• _Vorliegender Textauszug_:
Grundsteuern steigen 2022 kräftig: Für Landwirte und Hausbesitzer

Felder.
am Montag, 03.01.2022 - 12:44 (2 Kommentare)

Landwirte und Hausbesitzer müssen 2022 höhere Grundsteuern zahlen. Teilweise sind die Steuererhöhungen zweistellig.

Grundsteuer

Der Grund: Viele Gemeinden erhöhen 2022 die so genannten Hebesätze für die Grundsteuer A (Landwirte) und die Grundsteuer B (Hausbesitzer). In vielen Kommunen steigt die Grundsteuer sogar zweistellig. Das gilt im Übrigen oft auch für die Gewerbesteuer.

Eigentlich hatte die Politik versprochen, die Grundsteuer im Rahmen der bis 2025 geplanten Reform neutral zu halten. Doch davon ist nun keine Rede mehr. In vielen Gemeinden und Kommunen haben Corona und die massiven Folgen für Wirtschaft, Sozialsysteme und Verwaltung, riesige Löcher in die öffentlichen Kassen gerissen.

Hinzu kommt: Die Grund- und Gewerbesteuern sind die wichtigsten Einnahmequellen der Kommunen, an denen sich zudem auch schnell mal drehen lässt. Doch die Erhöhungen haben es in sich: So berichtet etwa der Rhein-Sieg-Anzeiger, dass der Hebesatz für die Gemeinde Lohmar bei Köln von 620 auf 790 v.H. steigt. Auch die Grundsteuer A für landwirtschaftliche Flächen steigt dort von 315 auf 400 v.H. Die Gewerbesteuer wird von 485 auf 500 v.H. erhöht.

„Es gibt angesichts der Corona-Folgen und der Einbrüche in der Wirtschaft keinen anderen Weg, um die Finanzen im Griff zu halten", sagte der dortige Kämmerer Marc Beer: „Damit werden aber keine Überschüsse erwirtschaften.“

Die Wirtschaftsprüfungsgesellschaft Ernst & Young (EY) hatte das Dilema in einer Umfrage unter den deutschen Kommunen bereits 2021 kommen sehen. Doch nun verteuern sich die Grundsteuern für Landwirte und Hausbesitzer – und wohl auch für Gewerbetreibende – in vielen Kommunen noch weitaus schneller und kräftiger als zuächst erwartet. Denn überall ist das Geld knapp. Allerdings bei Landwirten und Hausbesitzern ebenfalls.

• _Datenabschnitt_:
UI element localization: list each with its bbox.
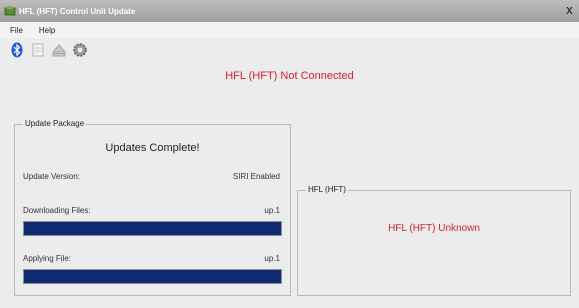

• _Arbeitsauftrag_:
Führen Sie den Textauszug über die steigenden Grundsteuern 2022 ab seinem letzten Satz weiter.

• _Schriftliche Antwort_:
Leere Kassen und stark steigende Grundsteuern

Hebesätze zur Grundsteuer

Zwischen 2014 und 2019 hatten sich die Grundsteuern in vielen deutschen Städten und Gemeinden nur wenig verändert. Erst mit Corona kam die Trendwende: Jede zehnte Kommune erhöhte den Hebesatz für Grundsteuer A und B - und das zum Teil sehr kräftig. Doch 2022 soll es vielerorts noch einmal deutlich teurer werden, hat die EY-Umfrage gezeigt und das bestätigen auch die aktuellen Meldungen und Berichte aus den Kommunen.

Der Anteil der deutschen Kommunen mit einem niedrigen Hebesatz zur Grundsteuer B (von unter 300) ist gegenüber 2005 zuletzt von 22 auf aktuell nur noch 4 Prozent gesunken. Gleichzeitig ist der Anteil der Kommunen mit einem hohen oder sehr hohen Hebesatz zur Grundsteuer B (von über 350 Prozent) von 20 auf 75 Prozent sprunghaft angestiegen.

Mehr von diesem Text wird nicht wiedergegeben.